▶ [Aim of the exercise]: Can you rewrite the rows, starting at the first one and ending at the row containing "code-line: c4hyqWAcjBRXE4: [903, 324, 1005, 339]", with every "close-icon" changed to "close-button" and nothing else altered?

▶ [Data shown]:

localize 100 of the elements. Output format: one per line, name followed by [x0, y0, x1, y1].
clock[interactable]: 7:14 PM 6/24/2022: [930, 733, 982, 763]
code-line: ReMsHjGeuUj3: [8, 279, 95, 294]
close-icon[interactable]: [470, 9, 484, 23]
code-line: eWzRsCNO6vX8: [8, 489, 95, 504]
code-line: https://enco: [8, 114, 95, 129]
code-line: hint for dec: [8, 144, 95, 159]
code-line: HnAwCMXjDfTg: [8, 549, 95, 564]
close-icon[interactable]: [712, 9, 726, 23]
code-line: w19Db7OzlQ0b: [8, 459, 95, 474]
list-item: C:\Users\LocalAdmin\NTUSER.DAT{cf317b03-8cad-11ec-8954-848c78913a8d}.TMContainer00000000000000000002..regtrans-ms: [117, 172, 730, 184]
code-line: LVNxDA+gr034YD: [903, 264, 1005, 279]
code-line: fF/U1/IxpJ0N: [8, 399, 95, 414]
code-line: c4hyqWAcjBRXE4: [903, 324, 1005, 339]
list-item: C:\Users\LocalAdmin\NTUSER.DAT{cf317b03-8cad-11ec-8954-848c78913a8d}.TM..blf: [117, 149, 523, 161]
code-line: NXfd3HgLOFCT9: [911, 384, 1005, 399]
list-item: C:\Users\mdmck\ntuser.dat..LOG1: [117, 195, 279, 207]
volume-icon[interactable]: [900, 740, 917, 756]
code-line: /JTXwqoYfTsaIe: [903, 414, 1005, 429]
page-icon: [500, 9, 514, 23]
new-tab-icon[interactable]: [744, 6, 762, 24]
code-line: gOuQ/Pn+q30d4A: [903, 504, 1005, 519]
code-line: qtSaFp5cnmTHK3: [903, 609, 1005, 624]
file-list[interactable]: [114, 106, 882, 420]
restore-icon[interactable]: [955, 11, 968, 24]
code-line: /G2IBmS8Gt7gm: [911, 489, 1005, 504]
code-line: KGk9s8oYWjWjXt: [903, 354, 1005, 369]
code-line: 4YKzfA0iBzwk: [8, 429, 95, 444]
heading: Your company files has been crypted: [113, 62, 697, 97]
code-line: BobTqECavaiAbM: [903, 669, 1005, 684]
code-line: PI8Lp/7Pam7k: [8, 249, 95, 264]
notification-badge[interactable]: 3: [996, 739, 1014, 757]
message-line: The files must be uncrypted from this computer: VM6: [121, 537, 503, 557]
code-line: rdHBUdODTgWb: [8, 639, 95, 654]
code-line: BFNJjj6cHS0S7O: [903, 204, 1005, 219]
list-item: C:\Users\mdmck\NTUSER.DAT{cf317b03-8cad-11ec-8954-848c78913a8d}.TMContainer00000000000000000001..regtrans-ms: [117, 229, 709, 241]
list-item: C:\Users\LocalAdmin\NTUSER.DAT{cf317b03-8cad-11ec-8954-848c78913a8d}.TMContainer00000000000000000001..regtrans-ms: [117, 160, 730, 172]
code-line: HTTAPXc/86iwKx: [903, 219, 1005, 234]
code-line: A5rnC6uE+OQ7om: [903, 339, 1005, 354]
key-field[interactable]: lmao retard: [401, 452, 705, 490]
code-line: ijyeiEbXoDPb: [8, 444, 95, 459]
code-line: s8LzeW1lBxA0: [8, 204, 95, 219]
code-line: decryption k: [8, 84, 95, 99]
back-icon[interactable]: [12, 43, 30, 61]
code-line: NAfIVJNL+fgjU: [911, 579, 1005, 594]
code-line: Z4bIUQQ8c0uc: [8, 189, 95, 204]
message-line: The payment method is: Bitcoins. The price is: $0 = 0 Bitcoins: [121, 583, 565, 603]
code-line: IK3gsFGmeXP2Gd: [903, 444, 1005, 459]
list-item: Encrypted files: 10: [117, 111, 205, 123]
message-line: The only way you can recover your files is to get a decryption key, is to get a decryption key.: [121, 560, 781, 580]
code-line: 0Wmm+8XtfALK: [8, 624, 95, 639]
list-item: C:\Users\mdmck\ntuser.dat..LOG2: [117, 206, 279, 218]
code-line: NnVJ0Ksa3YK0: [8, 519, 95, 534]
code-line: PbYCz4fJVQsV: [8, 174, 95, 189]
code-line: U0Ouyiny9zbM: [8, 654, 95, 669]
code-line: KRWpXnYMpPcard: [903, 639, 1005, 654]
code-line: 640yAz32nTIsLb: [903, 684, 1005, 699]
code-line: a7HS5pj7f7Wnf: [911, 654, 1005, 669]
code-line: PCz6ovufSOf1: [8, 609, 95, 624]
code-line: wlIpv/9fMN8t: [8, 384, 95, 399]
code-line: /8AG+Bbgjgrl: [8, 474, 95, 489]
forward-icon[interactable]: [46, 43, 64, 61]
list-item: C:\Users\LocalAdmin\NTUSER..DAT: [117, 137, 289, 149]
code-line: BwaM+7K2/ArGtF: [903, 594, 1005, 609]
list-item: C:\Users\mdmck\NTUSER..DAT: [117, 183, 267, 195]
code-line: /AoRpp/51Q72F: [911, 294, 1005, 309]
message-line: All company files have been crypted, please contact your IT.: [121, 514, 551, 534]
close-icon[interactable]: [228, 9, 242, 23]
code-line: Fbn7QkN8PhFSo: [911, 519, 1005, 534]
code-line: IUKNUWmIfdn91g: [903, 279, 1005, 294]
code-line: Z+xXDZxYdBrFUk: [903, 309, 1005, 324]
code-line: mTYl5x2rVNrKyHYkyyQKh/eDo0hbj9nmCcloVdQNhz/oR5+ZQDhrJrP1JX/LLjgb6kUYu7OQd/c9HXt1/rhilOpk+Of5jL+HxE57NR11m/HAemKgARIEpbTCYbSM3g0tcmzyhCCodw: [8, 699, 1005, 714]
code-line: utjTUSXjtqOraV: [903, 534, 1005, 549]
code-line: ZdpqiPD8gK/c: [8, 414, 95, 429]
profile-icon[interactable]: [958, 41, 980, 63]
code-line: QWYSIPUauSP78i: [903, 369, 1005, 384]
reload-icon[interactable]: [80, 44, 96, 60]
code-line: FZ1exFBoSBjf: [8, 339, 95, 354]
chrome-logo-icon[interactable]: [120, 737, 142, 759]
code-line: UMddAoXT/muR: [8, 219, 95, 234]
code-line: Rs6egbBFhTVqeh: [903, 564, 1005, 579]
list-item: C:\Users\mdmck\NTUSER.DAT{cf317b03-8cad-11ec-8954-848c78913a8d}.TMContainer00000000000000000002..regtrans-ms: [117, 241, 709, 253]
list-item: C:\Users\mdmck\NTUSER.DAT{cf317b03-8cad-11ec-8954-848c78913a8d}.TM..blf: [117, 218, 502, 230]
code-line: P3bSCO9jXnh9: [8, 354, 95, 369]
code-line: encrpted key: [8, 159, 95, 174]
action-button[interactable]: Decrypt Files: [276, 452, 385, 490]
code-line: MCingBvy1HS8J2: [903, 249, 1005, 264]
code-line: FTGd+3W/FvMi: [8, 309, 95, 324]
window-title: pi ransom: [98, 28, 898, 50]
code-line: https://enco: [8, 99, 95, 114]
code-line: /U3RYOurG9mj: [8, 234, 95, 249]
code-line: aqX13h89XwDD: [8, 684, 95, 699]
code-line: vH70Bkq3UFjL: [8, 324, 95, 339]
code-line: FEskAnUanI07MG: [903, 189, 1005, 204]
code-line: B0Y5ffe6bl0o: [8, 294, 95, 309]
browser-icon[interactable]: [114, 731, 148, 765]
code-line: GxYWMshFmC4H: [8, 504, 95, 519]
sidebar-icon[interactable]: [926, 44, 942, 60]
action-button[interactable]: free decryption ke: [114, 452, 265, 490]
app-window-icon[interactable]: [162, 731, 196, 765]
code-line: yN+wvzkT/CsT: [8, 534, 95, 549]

▶ [Task response]:
localize 100 of the elements. Output format: one per line, name followed by [x0, y0, x1, y1].
clock[interactable]: 7:14 PM 6/24/2022: [930, 733, 982, 763]
code-line: ReMsHjGeuUj3: [8, 279, 95, 294]
close-button[interactable]: [470, 9, 484, 23]
code-line: eWzRsCNO6vX8: [8, 489, 95, 504]
code-line: https://enco: [8, 114, 95, 129]
code-line: hint for dec: [8, 144, 95, 159]
code-line: HnAwCMXjDfTg: [8, 549, 95, 564]
close-button[interactable]: [712, 9, 726, 23]
code-line: w19Db7OzlQ0b: [8, 459, 95, 474]
list-item: C:\Users\LocalAdmin\NTUSER.DAT{cf317b03-8cad-11ec-8954-848c78913a8d}.TMContainer00000000000000000002..regtrans-ms: [117, 172, 730, 184]
code-line: LVNxDA+gr034YD: [903, 264, 1005, 279]
code-line: fF/U1/IxpJ0N: [8, 399, 95, 414]
code-line: c4hyqWAcjBRXE4: [903, 324, 1005, 339]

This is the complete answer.